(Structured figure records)
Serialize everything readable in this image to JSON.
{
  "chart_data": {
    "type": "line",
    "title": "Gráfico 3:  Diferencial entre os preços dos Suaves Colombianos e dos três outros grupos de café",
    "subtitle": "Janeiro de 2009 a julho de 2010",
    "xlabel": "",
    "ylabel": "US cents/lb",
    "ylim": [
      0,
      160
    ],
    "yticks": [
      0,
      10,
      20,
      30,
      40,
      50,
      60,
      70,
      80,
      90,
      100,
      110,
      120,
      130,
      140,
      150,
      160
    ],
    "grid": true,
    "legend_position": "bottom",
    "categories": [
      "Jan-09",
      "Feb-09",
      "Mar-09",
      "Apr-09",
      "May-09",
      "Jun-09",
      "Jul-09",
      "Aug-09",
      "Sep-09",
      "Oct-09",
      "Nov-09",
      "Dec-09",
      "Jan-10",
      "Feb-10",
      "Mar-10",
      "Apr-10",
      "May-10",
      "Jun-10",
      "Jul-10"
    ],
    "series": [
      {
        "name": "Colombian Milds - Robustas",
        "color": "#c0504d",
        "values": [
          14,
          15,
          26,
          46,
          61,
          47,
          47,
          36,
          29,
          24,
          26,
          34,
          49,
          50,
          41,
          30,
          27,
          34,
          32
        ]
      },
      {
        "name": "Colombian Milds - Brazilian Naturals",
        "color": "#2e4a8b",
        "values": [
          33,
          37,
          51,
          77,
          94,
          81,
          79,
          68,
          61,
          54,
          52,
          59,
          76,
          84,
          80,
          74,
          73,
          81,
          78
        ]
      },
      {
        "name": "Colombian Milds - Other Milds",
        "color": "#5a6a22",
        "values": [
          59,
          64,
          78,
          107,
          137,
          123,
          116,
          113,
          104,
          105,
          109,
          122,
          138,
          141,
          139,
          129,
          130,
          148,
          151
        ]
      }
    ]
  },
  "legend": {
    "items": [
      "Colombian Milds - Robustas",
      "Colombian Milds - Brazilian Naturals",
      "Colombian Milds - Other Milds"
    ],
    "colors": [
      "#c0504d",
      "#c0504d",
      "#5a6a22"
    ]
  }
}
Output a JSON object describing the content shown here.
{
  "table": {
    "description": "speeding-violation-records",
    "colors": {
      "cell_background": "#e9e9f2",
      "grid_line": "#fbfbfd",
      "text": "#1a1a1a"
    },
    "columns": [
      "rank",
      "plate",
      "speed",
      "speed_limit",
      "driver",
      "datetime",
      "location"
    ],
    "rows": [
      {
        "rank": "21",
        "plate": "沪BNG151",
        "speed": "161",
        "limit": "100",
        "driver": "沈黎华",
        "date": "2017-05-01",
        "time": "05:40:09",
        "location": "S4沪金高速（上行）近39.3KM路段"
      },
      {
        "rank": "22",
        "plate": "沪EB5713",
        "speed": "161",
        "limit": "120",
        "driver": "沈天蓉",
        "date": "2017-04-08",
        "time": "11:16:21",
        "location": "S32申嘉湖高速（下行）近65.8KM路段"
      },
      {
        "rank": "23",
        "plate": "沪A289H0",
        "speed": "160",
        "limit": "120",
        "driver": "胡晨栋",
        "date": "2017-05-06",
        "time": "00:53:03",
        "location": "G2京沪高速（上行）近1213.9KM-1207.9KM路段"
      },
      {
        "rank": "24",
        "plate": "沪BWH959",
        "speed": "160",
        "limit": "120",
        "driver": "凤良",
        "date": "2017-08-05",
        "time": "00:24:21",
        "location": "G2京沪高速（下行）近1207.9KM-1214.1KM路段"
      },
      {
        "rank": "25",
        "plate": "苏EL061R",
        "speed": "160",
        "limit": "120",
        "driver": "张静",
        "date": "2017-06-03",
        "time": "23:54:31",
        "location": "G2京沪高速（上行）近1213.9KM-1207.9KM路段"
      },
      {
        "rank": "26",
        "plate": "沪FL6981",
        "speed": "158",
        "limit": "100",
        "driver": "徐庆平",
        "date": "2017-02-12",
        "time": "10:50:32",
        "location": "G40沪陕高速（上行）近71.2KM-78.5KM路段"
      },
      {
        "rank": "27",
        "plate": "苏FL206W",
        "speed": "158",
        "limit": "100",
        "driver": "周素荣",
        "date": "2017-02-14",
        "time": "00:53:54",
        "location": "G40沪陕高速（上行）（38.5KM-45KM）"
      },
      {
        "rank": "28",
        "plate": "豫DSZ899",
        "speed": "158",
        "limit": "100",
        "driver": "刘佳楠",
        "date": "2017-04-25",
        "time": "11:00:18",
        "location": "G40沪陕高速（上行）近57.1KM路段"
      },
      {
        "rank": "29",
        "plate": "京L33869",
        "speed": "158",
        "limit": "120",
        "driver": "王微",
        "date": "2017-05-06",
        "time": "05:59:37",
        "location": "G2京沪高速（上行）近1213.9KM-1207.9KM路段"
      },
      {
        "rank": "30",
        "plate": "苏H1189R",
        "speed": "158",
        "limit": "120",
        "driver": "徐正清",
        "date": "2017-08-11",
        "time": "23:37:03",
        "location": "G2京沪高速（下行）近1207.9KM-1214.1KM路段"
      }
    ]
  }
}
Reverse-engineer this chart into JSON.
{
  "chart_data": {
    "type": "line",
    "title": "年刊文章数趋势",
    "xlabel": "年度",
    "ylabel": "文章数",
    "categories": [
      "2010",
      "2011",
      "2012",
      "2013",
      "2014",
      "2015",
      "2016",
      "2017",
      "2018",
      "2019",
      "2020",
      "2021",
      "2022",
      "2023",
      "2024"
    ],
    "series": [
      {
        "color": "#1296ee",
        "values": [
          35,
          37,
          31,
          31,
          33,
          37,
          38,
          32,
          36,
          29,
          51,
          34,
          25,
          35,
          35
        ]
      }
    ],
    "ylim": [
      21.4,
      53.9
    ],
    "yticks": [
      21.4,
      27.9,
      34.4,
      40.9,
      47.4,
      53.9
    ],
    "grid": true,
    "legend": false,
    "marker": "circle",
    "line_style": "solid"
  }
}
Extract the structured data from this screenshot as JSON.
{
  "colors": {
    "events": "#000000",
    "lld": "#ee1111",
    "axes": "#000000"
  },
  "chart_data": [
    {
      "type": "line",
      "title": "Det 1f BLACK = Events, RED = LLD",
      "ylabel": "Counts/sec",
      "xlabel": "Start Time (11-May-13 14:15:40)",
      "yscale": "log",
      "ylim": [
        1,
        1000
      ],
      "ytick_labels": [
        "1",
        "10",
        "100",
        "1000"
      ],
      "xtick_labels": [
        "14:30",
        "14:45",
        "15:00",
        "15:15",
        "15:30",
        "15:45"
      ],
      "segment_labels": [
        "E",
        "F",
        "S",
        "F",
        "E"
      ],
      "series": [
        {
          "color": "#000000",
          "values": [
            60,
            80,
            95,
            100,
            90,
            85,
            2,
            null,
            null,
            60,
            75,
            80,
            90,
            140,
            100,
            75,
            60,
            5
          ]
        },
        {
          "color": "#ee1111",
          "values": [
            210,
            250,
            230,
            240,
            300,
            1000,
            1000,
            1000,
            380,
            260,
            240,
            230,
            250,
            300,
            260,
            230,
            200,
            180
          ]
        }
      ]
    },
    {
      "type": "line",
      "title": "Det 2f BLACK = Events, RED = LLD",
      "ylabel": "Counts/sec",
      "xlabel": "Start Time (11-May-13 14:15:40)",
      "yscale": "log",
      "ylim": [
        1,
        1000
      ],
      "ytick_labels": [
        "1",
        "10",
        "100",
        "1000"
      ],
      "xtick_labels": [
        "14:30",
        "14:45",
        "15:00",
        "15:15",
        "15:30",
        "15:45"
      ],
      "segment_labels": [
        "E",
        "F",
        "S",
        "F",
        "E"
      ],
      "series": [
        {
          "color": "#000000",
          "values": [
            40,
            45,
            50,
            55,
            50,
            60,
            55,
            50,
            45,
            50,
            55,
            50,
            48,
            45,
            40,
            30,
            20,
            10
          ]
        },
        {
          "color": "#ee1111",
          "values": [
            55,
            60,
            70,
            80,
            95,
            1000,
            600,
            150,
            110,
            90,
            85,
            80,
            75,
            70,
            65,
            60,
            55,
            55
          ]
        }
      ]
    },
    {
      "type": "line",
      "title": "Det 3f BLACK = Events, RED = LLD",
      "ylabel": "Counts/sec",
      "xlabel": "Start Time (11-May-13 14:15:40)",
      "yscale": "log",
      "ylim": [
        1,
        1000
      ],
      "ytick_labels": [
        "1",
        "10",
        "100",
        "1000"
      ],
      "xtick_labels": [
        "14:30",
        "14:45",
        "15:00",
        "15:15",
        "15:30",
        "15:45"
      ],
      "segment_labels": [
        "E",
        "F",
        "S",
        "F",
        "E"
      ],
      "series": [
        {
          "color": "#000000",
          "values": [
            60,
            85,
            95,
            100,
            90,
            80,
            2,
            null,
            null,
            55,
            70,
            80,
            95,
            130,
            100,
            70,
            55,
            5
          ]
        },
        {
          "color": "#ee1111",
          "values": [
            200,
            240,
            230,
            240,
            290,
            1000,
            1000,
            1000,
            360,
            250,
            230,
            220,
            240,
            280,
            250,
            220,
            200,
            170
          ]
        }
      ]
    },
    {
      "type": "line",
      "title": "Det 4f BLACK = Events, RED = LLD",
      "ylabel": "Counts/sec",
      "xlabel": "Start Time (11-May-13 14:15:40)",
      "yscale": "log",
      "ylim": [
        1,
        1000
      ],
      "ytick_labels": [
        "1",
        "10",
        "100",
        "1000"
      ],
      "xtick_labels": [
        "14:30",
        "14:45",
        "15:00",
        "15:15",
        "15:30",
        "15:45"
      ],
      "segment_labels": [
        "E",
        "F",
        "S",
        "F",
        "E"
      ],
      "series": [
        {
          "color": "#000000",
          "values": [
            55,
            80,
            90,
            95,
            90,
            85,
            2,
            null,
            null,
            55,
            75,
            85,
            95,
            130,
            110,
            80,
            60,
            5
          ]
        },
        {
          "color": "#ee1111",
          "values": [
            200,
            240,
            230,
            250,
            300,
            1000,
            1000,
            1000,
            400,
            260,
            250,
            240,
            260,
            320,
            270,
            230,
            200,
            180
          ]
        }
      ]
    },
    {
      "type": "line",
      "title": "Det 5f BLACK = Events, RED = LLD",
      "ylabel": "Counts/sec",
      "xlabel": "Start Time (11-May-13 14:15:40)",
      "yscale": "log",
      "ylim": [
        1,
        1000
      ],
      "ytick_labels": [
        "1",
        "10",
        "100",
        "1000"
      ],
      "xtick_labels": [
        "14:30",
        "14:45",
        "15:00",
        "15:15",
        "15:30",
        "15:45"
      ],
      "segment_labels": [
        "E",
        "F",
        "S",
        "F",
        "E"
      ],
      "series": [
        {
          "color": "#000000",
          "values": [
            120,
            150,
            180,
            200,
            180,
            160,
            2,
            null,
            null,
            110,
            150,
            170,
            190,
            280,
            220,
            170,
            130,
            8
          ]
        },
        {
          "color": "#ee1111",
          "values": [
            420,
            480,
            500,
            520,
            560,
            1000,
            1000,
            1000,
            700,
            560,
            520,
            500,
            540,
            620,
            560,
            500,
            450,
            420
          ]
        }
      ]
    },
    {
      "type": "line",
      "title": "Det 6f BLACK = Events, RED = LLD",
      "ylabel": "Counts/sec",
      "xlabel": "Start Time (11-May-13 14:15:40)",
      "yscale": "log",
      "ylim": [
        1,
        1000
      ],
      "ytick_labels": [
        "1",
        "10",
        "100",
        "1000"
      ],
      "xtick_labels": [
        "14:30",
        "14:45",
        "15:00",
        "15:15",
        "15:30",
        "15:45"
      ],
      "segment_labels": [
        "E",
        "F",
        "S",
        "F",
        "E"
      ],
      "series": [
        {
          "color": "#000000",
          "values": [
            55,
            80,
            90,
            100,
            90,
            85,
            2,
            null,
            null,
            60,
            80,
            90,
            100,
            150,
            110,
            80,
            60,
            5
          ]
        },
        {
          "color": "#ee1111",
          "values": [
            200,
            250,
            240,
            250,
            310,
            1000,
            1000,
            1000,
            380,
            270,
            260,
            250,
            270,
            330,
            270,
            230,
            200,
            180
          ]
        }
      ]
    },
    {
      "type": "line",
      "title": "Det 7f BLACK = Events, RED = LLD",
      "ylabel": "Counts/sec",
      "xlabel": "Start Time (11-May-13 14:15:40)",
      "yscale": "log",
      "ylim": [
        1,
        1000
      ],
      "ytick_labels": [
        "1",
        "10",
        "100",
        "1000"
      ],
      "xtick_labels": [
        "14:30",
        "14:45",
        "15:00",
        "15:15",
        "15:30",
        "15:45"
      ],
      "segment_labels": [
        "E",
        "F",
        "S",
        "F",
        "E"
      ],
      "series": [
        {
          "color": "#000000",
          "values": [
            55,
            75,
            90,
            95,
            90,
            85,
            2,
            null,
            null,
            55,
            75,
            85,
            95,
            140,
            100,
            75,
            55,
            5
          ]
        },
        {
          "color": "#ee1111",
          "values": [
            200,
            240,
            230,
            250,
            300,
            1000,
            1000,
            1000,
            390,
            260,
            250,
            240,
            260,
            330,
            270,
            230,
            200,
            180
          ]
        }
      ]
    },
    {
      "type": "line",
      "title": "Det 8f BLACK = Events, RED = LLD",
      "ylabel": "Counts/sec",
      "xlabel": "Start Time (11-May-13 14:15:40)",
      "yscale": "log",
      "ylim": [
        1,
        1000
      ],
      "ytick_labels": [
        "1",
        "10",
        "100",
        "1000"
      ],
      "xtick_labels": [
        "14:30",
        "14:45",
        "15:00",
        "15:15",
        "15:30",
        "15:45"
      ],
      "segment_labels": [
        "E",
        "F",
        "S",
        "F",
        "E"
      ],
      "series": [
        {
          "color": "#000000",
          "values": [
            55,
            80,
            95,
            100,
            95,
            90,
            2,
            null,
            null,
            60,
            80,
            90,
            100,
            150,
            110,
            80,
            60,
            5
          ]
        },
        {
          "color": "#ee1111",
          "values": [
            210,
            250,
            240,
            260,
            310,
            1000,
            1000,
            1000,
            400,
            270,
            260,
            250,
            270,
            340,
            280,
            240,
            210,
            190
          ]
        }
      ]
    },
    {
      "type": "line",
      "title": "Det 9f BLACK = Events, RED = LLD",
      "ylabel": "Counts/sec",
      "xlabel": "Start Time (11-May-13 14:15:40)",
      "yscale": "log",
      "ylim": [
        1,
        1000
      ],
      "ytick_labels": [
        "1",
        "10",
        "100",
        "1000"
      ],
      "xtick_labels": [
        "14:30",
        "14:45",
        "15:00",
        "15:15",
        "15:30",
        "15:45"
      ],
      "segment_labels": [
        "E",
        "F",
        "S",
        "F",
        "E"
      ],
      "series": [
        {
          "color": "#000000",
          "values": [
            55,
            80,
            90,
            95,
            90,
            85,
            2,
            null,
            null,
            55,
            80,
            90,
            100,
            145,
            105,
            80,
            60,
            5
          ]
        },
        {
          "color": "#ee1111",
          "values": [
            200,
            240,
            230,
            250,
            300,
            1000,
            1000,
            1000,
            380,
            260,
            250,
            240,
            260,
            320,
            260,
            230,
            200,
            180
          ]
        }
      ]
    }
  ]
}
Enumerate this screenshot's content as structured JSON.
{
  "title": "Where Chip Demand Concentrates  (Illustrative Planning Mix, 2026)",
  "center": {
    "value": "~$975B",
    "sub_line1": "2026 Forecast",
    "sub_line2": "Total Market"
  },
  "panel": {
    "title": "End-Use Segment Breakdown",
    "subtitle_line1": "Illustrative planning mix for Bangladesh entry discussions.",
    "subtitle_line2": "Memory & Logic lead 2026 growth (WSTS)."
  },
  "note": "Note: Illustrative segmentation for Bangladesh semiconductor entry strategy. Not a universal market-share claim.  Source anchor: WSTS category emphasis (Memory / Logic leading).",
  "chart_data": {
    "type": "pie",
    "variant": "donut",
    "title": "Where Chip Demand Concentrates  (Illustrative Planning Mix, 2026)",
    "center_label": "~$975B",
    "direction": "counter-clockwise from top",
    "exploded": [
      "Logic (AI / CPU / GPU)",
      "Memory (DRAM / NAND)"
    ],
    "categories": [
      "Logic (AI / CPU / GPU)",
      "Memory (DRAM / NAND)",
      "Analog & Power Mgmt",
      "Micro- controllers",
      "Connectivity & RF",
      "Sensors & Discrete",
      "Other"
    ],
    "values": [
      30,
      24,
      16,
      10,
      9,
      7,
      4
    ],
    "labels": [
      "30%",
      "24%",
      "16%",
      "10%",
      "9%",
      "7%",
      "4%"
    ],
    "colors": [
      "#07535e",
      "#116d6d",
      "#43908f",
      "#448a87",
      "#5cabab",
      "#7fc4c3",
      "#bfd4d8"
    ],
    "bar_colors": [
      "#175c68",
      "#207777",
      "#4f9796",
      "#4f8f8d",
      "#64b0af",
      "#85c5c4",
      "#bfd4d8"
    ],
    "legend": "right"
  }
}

**WORK TO BE COMPLETED**
Copy every line of the records above that contains "Concentrates".

**SOLUTION**
  "title": "Where Chip Demand Concentrates  (Illustrative Planning Mix, 2026)",
    "title": "Where Chip Demand Concentrates  (Illustrative Planning Mix, 2026)",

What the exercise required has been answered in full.